**Work to be completed**:
Everything in the records must be restated exactly, apart from the pictures.

**Raw data**:
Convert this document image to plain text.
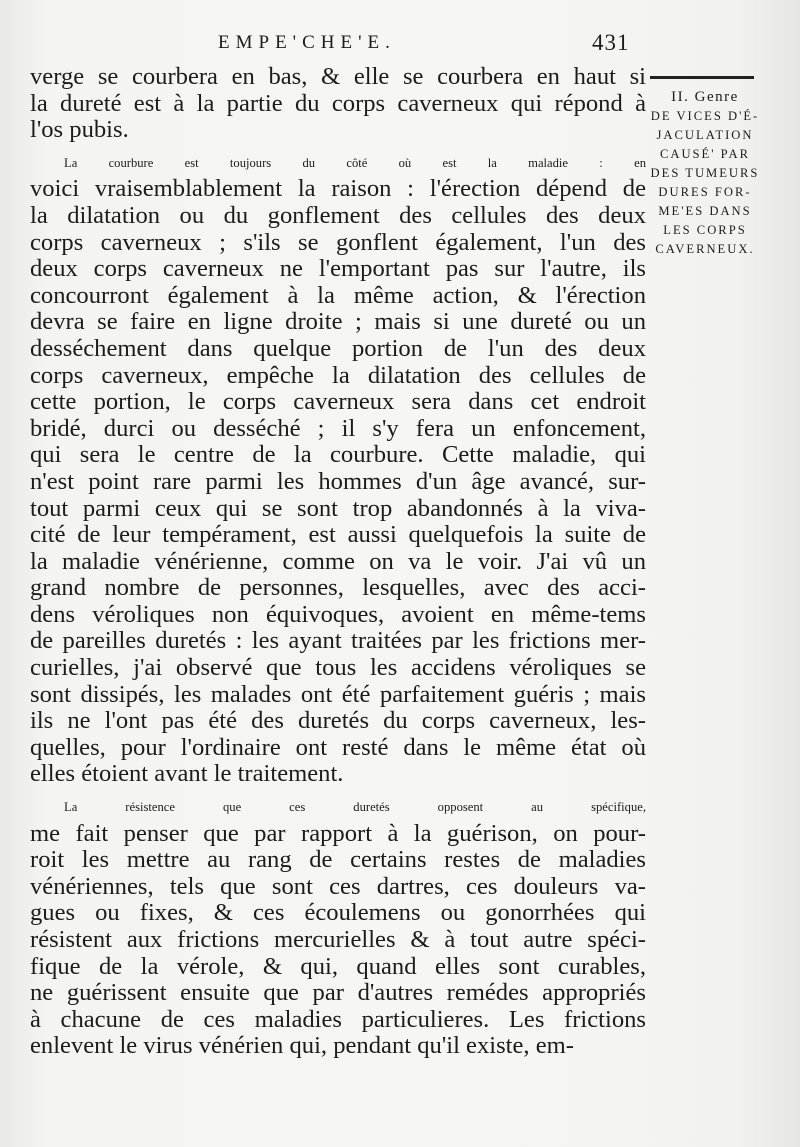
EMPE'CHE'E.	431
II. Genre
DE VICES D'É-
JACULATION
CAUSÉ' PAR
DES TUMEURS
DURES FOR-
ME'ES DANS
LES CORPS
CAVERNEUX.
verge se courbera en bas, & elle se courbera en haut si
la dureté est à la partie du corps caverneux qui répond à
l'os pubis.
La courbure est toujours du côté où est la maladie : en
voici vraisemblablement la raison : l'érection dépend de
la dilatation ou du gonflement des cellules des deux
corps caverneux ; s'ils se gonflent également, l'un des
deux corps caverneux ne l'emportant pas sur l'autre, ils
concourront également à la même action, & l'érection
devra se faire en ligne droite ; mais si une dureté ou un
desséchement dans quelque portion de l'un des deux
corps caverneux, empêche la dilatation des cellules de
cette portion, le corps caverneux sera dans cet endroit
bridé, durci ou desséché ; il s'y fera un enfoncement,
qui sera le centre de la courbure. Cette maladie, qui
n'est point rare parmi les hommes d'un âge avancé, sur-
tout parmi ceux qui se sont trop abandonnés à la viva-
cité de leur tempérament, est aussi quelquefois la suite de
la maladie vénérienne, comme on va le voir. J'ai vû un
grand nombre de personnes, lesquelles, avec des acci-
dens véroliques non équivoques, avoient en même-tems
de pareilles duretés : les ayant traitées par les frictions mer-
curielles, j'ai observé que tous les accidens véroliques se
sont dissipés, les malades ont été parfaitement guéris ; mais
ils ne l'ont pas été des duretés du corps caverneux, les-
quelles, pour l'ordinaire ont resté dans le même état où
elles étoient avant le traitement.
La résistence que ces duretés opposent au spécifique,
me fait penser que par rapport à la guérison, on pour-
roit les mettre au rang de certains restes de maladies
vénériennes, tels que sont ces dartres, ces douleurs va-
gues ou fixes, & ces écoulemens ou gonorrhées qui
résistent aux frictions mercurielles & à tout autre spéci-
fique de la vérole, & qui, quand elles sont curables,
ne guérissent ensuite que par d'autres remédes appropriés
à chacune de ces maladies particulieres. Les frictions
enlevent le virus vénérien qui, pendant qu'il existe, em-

**Exercise answer**:
Convert this document image to plain text.
EMPE'CHE'E.	431
II. Genre
DE VICES D'É-
JACULATION
CAUSÉ' PAR
DES TUMEURS
DURES FOR-
ME'ES DANS
LES CORPS
CAVERNEUX.
verge se courbera en bas, & elle se courbera en haut si
la dureté est à la partie du corps caverneux qui répond à
l'os pubis.
La courbure est toujours du côté où est la maladie : en
voici vraisemblablement la raison : l'érection dépend de
la dilatation ou du gonflement des cellules des deux
corps caverneux ; s'ils se gonflent également, l'un des
deux corps caverneux ne l'emportant pas sur l'autre, ils
concourront également à la même action, & l'érection
devra se faire en ligne droite ; mais si une dureté ou un
desséchement dans quelque portion de l'un des deux
corps caverneux, empêche la dilatation des cellules de
cette portion, le corps caverneux sera dans cet endroit
bridé, durci ou desséché ; il s'y fera un enfoncement,
qui sera le centre de la courbure. Cette maladie, qui
n'est point rare parmi les hommes d'un âge avancé, sur-
tout parmi ceux qui se sont trop abandonnés à la viva-
cité de leur tempérament, est aussi quelquefois la suite de
la maladie vénérienne, comme on va le voir. J'ai vû un
grand nombre de personnes, lesquelles, avec des acci-
dens véroliques non équivoques, avoient en même-tems
de pareilles duretés : les ayant traitées par les frictions mer-
curielles, j'ai observé que tous les accidens véroliques se
sont dissipés, les malades ont été parfaitement guéris ; mais
ils ne l'ont pas été des duretés du corps caverneux, les-
quelles, pour l'ordinaire ont resté dans le même état où
elles étoient avant le traitement.
La résistence que ces duretés opposent au spécifique,
me fait penser que par rapport à la guérison, on pour-
roit les mettre au rang de certains restes de maladies
vénériennes, tels que sont ces dartres, ces douleurs va-
gues ou fixes, & ces écoulemens ou gonorrhées qui
résistent aux frictions mercurielles & à tout autre spéci-
fique de la vérole, & qui, quand elles sont curables,
ne guérissent ensuite que par d'autres remédes appropriés
à chacune de ces maladies particulieres. Les frictions
enlevent le virus vénérien qui, pendant qu'il existe, em-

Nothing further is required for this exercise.